__EXERCISE BRIEF__: Extract the lines that carry the string "this" from the listing.

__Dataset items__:
★ ★ ★
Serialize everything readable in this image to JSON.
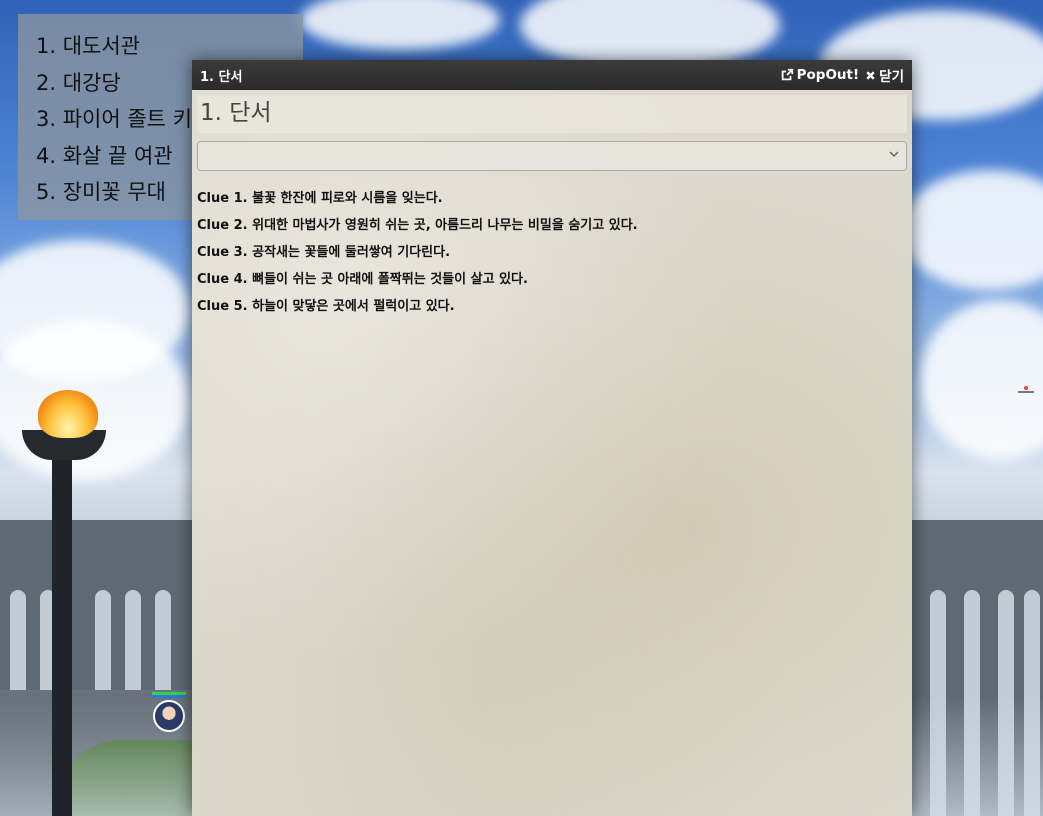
{
  "locations": [
    "1. 대도서관",
    "2. 대강당",
    "3. 파이어 졸트 키",
    "4. 화살 끝 여관",
    "5. 장미꽃 무대"
  ],
  "dialog": {
    "window_title": "1. 단서",
    "popout_label": "PopOut!",
    "close_label": "닫기",
    "doc_title": "1. 단서",
    "select_value": "",
    "clues": [
      "Clue 1. 불꽃 한잔에 피로와 시름을 잊는다.",
      "Clue 2. 위대한 마법사가 영원히 쉬는 곳, 아름드리 나무는 비밀을 숨기고 있다.",
      "Clue 3. 공작새는 꽃들에 둘러쌓여 기다린다.",
      "Clue 4. 뼈들이 쉬는 곳 아래에 폴짝뛰는 것들이 살고 있다.",
      "Clue 5. 하늘이 맞닿은 곳에서 펄럭이고 있다."
    ]
  },
  "icons": {
    "popout": "external-link-icon",
    "close": "x-icon",
    "dropdown": "chevron-down-icon"
  },
  "colors": {
    "titlebar": "#2e2e2e",
    "parchment": "#ddd8cb",
    "list_panel": "#8c96a0"
  }
}
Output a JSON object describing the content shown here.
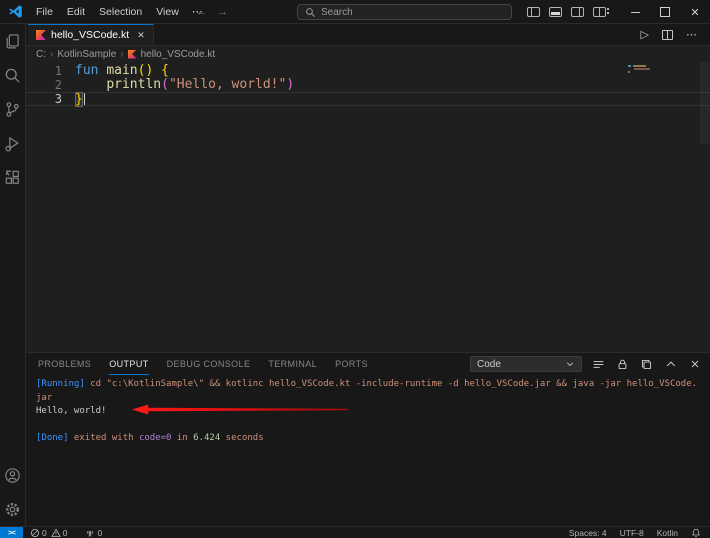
{
  "titlebar": {
    "menus": [
      "File",
      "Edit",
      "Selection",
      "View"
    ],
    "more_label": "⋯",
    "nav_back": "←",
    "nav_forward": "→",
    "search_placeholder": "Search"
  },
  "activity_bar": {
    "items": [
      "explorer",
      "search",
      "source-control",
      "run-and-debug",
      "extensions"
    ],
    "bottom_items": [
      "accounts",
      "settings"
    ]
  },
  "editor_tabs": {
    "active_tab": {
      "label": "hello_VSCode.kt",
      "close": "✕"
    },
    "run_action": "▷",
    "more_actions": "⋯"
  },
  "breadcrumb": {
    "crumbs": [
      "C:",
      "KotlinSample",
      "hello_VSCode.kt"
    ],
    "separator": "›"
  },
  "editor": {
    "lines": [
      {
        "num": "1",
        "tokens": [
          {
            "t": "fun",
            "c": "keyword"
          },
          {
            "t": " ",
            "c": "plain"
          },
          {
            "t": "main",
            "c": "function"
          },
          {
            "t": "()",
            "c": "bracket1"
          },
          {
            "t": " ",
            "c": "plain"
          },
          {
            "t": "{",
            "c": "bracket1"
          }
        ]
      },
      {
        "num": "2",
        "tokens": [
          {
            "t": "    ",
            "c": "plain"
          },
          {
            "t": "println",
            "c": "function"
          },
          {
            "t": "(",
            "c": "bracket2"
          },
          {
            "t": "\"Hello, world!\"",
            "c": "string"
          },
          {
            "t": ")",
            "c": "bracket2"
          }
        ]
      },
      {
        "num": "3",
        "current": true,
        "tokens": [
          {
            "t": "}",
            "c": "bracket1",
            "match": true,
            "cursor": true
          }
        ]
      }
    ]
  },
  "panel": {
    "tabs": [
      "PROBLEMS",
      "OUTPUT",
      "DEBUG CONSOLE",
      "TERMINAL",
      "PORTS"
    ],
    "active_tab": "OUTPUT",
    "channel_select": "Code",
    "output_lines": [
      {
        "tokens": [
          {
            "t": "[Running]",
            "c": "info"
          },
          {
            "t": " cd \"c:\\KotlinSample\\\" && kotlinc hello_VSCode.kt -include-runtime -d hello_VSCode.jar && java -jar hello_VSCode.",
            "c": "command"
          }
        ]
      },
      {
        "tokens": [
          {
            "t": "jar",
            "c": "command"
          }
        ]
      },
      {
        "tokens": [
          {
            "t": "Hello, world!",
            "c": "plain"
          }
        ]
      },
      {
        "tokens": []
      },
      {
        "tokens": [
          {
            "t": "[Done]",
            "c": "info"
          },
          {
            "t": " exited with ",
            "c": "command"
          },
          {
            "t": "code=0",
            "c": "code"
          },
          {
            "t": " in ",
            "c": "command"
          },
          {
            "t": "6.424",
            "c": "num"
          },
          {
            "t": " seconds",
            "c": "command"
          }
        ]
      }
    ]
  },
  "status_bar": {
    "remote": "><",
    "errors": "0",
    "warnings": "0",
    "ports": "0",
    "right_items": [
      "Spaces: 4",
      "UTF-8",
      "Kotlin"
    ]
  },
  "colors": {
    "accent": "#0078d4",
    "remote_bg": "#0078d4",
    "arrow": "#e01010",
    "tokens": {
      "keyword": "#569cd6",
      "function": "#dcdcaa",
      "bracket1": "#ffd700",
      "bracket2": "#da70d6",
      "string": "#ce9178",
      "plain": "#cccccc",
      "info": "#3794ff",
      "command": "#ce9178",
      "code": "#b180d7",
      "num": "#b5cea8"
    }
  }
}
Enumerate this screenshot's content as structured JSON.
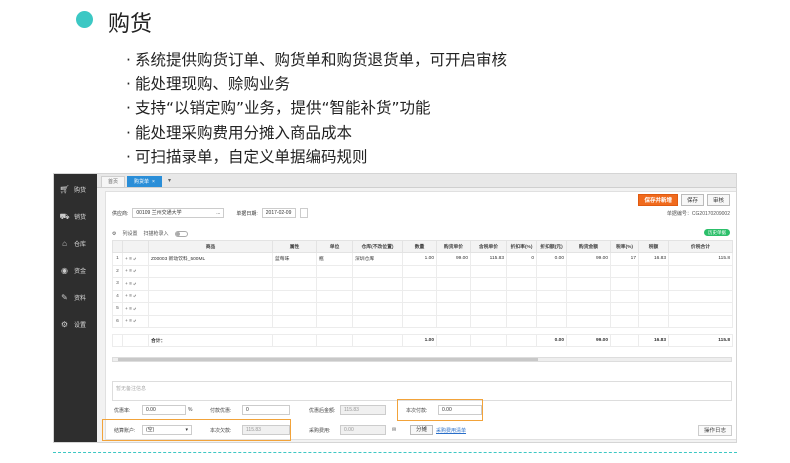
{
  "slide": {
    "title": "购货",
    "bullets": [
      "系统提供购货订单、购货单和购货退货单，可开启审核",
      "能处理现购、赊购业务",
      "支持“以销定购”业务，提供“智能补货”功能",
      "能处理采购费用分摊入商品成本",
      "可扫描录单，自定义单据编码规则"
    ]
  },
  "app": {
    "sidebar": [
      {
        "icon": "cart-icon",
        "label": "购货"
      },
      {
        "icon": "sales-icon",
        "label": "销货"
      },
      {
        "icon": "warehouse-icon",
        "label": "仓库"
      },
      {
        "icon": "funds-icon",
        "label": "资金"
      },
      {
        "icon": "data-icon",
        "label": "资料"
      },
      {
        "icon": "gear-icon",
        "label": "设置"
      }
    ],
    "tabs": {
      "home": "首页",
      "active": "购货单",
      "close": "×",
      "more": "▾"
    },
    "buttons": {
      "save_new": "保存并新增",
      "save": "保存",
      "audit": "审核"
    },
    "doc_number": "单据编号：CG20170209002",
    "header": {
      "supplier_label": "供应商:",
      "supplier_value": "00109 兰州交通大学",
      "supplier_more": "...",
      "date_label": "单据日期:",
      "date_value": "2017-02-09"
    },
    "options": {
      "columns": "列设置",
      "scan": "扫描枪录入"
    },
    "history_badge": "历史单据",
    "grid": {
      "columns": [
        "",
        "",
        "商品",
        "属性",
        "单位",
        "仓库(不改位置)",
        "数量",
        "购货单价",
        "含税单价",
        "折扣率(%)",
        "折扣额(元)",
        "购货金额",
        "税率(%)",
        "税额",
        "价税合计"
      ],
      "rows": [
        {
          "idx": "1",
          "ops": "+ ≡ ⤶",
          "item": "Z00003 新动饮料_500ML",
          "attr": "蓝莓味",
          "unit": "瓶",
          "wh": "深圳仓库",
          "qty": "1.00",
          "price": "99.00",
          "tax_price": "115.83",
          "disc_rate": "0",
          "disc_amt": "0.00",
          "amount": "99.00",
          "tax_rate": "17",
          "tax": "16.83",
          "total": "115.8"
        },
        {
          "idx": "2",
          "ops": "+ ≡ ⤶"
        },
        {
          "idx": "3",
          "ops": "+ ≡ ⤶"
        },
        {
          "idx": "4",
          "ops": "+ ≡ ⤶"
        },
        {
          "idx": "5",
          "ops": "+ ≡ ⤶"
        },
        {
          "idx": "6",
          "ops": "+ ≡ ⤶"
        }
      ],
      "total": {
        "label": "合计：",
        "qty": "1.00",
        "disc_amt": "0.00",
        "amount": "99.00",
        "tax": "16.83",
        "total": "115.8"
      }
    },
    "remark_placeholder": "暂无备注信息",
    "footer": {
      "discount_rate_label": "优惠率:",
      "discount_rate": "0.00",
      "percent": "%",
      "discount_amt_label": "付款优惠:",
      "discount_amt": "0",
      "after_discount_label": "优惠后金额:",
      "after_discount": "115.83",
      "paid_label": "本次付款:",
      "paid": "0.00",
      "account_label": "结算账户:",
      "account_value": "(空)",
      "debt_label": "本次欠款:",
      "debt": "115.83",
      "purchase_fee_label": "采购费用:",
      "purchase_fee": "0.00",
      "allocate_btn": "分摊",
      "allocate_link": "采购费用清单",
      "log_btn": "操作日志"
    }
  }
}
★ ★ ★
__RESPONSE__:
Serialize everything readable in this image to JSON.
Enumerate this screenshot's content as structured JSON.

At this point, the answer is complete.